[Rows from a dataset]

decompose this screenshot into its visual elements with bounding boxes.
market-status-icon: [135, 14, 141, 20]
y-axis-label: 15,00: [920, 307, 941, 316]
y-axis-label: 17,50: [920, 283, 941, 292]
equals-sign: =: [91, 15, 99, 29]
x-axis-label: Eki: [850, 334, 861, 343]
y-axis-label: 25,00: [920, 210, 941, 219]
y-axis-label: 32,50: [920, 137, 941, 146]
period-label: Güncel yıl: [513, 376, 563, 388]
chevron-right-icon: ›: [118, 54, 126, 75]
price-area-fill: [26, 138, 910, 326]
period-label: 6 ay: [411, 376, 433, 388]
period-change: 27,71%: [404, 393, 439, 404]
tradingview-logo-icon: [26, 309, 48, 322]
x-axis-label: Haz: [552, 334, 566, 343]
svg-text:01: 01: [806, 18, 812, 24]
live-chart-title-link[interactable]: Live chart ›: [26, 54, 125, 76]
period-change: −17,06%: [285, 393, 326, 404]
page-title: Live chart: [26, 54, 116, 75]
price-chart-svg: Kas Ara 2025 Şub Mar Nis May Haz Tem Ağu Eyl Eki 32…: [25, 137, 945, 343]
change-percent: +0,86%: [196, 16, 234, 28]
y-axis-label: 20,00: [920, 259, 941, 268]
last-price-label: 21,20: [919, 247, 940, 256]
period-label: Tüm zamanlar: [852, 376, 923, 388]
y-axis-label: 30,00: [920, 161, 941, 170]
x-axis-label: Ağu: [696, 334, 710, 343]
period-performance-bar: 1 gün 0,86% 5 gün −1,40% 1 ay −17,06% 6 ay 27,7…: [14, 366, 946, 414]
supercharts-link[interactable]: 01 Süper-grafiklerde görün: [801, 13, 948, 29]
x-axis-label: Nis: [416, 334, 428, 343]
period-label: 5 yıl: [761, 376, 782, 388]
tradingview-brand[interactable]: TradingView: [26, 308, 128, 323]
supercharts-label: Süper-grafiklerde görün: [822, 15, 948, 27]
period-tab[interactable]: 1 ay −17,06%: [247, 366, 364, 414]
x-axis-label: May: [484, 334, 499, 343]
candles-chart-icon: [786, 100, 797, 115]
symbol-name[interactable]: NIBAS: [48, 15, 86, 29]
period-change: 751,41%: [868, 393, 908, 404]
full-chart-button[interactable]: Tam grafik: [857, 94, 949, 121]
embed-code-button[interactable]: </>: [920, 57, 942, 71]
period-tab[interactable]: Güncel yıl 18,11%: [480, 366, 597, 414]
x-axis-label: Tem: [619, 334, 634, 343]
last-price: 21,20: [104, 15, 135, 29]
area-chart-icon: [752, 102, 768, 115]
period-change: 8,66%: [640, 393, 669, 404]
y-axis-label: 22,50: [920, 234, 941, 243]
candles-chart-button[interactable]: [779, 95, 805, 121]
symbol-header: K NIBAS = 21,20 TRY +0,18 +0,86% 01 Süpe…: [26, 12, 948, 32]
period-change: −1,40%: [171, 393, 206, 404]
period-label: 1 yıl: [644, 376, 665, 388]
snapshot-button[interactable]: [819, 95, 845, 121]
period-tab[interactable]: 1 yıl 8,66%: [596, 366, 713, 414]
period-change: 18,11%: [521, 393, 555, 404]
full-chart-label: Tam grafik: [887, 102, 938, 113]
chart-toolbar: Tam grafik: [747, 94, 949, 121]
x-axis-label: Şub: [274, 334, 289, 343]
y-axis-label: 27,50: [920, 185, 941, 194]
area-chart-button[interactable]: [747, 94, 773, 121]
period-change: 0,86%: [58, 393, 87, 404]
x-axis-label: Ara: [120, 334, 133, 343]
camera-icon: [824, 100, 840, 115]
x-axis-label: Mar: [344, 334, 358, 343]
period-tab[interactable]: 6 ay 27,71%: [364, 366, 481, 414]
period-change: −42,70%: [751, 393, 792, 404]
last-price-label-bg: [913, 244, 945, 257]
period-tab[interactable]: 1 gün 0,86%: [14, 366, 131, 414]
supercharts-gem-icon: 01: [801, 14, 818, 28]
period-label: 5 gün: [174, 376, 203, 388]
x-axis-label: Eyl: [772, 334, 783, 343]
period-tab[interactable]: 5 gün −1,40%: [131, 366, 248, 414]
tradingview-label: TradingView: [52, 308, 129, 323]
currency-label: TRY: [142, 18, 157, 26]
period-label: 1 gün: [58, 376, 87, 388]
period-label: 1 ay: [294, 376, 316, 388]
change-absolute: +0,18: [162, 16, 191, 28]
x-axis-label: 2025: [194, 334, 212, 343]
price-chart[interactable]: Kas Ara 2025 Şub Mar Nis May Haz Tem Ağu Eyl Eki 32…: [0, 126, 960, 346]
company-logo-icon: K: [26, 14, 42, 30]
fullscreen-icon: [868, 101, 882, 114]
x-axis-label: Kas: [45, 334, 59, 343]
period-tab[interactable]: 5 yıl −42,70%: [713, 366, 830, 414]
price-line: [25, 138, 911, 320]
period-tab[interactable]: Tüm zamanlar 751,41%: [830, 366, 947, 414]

Exercise goal: Please write out every line of the material above, unchanged and in the same order.

Answer to this task:
decompose this screenshot into its visual elements with bounding boxes.
market-status-icon: [135, 14, 141, 20]
y-axis-label: 15,00: [920, 307, 941, 316]
y-axis-label: 17,50: [920, 283, 941, 292]
equals-sign: =: [91, 15, 99, 29]
x-axis-label: Eki: [850, 334, 861, 343]
y-axis-label: 25,00: [920, 210, 941, 219]
y-axis-label: 32,50: [920, 137, 941, 146]
period-label: Güncel yıl: [513, 376, 563, 388]
chevron-right-icon: ›: [118, 54, 126, 75]
price-area-fill: [26, 138, 910, 326]
period-label: 6 ay: [411, 376, 433, 388]
period-change: 27,71%: [404, 393, 439, 404]
tradingview-logo-icon: [26, 309, 48, 322]
x-axis-label: Haz: [552, 334, 566, 343]
svg-text:01: 01: [806, 18, 812, 24]
live-chart-title-link[interactable]: Live chart ›: [26, 54, 125, 76]
period-change: −17,06%: [285, 393, 326, 404]
page-title: Live chart: [26, 54, 116, 75]
price-chart-svg: Kas Ara 2025 Şub Mar Nis May Haz Tem Ağu Eyl Eki 32…: [25, 137, 945, 343]
change-percent: +0,86%: [196, 16, 234, 28]
y-axis-label: 20,00: [920, 259, 941, 268]
last-price-label: 21,20: [919, 247, 940, 256]
period-label: Tüm zamanlar: [852, 376, 923, 388]
y-axis-label: 30,00: [920, 161, 941, 170]
x-axis-label: Ağu: [696, 334, 710, 343]
period-performance-bar: 1 gün 0,86% 5 gün −1,40% 1 ay −17,06% 6 ay 27,7…: [14, 366, 946, 414]
supercharts-link[interactable]: 01 Süper-grafiklerde görün: [801, 13, 948, 29]
x-axis-label: Nis: [416, 334, 428, 343]
period-label: 5 yıl: [761, 376, 782, 388]
tradingview-brand[interactable]: TradingView: [26, 308, 128, 323]
supercharts-label: Süper-grafiklerde görün: [822, 15, 948, 27]
period-tab[interactable]: 1 ay −17,06%: [247, 366, 364, 414]
x-axis-label: May: [484, 334, 499, 343]
candles-chart-icon: [786, 100, 797, 115]
symbol-name[interactable]: NIBAS: [48, 15, 86, 29]
period-change: 751,41%: [868, 393, 908, 404]
full-chart-button[interactable]: Tam grafik: [857, 94, 949, 121]
embed-code-button[interactable]: </>: [920, 57, 942, 71]
period-tab[interactable]: Güncel yıl 18,11%: [480, 366, 597, 414]
x-axis-label: Tem: [619, 334, 634, 343]
last-price: 21,20: [104, 15, 135, 29]
area-chart-icon: [752, 102, 768, 115]
period-change: 8,66%: [640, 393, 669, 404]
y-axis-label: 22,50: [920, 234, 941, 243]
candles-chart-button[interactable]: [779, 95, 805, 121]
symbol-header: K NIBAS = 21,20 TRY +0,18 +0,86% 01 Süpe…: [26, 12, 948, 32]
period-change: −1,40%: [171, 393, 206, 404]
period-label: 1 yıl: [644, 376, 665, 388]
snapshot-button[interactable]: [819, 95, 845, 121]
period-tab[interactable]: 1 yıl 8,66%: [596, 366, 713, 414]
period-change: 18,11%: [521, 393, 555, 404]
full-chart-label: Tam grafik: [887, 102, 938, 113]
chart-toolbar: Tam grafik: [747, 94, 949, 121]
x-axis-label: Şub: [274, 334, 289, 343]
y-axis-label: 27,50: [920, 185, 941, 194]
area-chart-button[interactable]: [747, 94, 773, 121]
period-change: 0,86%: [58, 393, 87, 404]
x-axis-label: Ara: [120, 334, 133, 343]
camera-icon: [824, 100, 840, 115]
x-axis-label: Mar: [344, 334, 358, 343]
period-tab[interactable]: 6 ay 27,71%: [364, 366, 481, 414]
period-change: −42,70%: [751, 393, 792, 404]
last-price-label-bg: [913, 244, 945, 257]
period-tab[interactable]: 1 gün 0,86%: [14, 366, 131, 414]
supercharts-gem-icon: 01: [801, 14, 818, 28]
period-label: 5 gün: [174, 376, 203, 388]
x-axis-label: Eyl: [772, 334, 783, 343]
period-tab[interactable]: 5 gün −1,40%: [131, 366, 248, 414]
tradingview-label: TradingView: [52, 308, 129, 323]
currency-label: TRY: [142, 18, 157, 26]
period-label: 1 gün: [58, 376, 87, 388]
period-label: 1 ay: [294, 376, 316, 388]
change-absolute: +0,18: [162, 16, 191, 28]
x-axis-label: 2025: [194, 334, 212, 343]
price-chart[interactable]: Kas Ara 2025 Şub Mar Nis May Haz Tem Ağu Eyl Eki 32…: [0, 126, 960, 346]
company-logo-icon: K: [26, 14, 42, 30]
fullscreen-icon: [868, 101, 882, 114]
x-axis-label: Kas: [45, 334, 59, 343]
period-tab[interactable]: 5 yıl −42,70%: [713, 366, 830, 414]
price-line: [25, 138, 911, 320]
period-tab[interactable]: Tüm zamanlar 751,41%: [830, 366, 947, 414]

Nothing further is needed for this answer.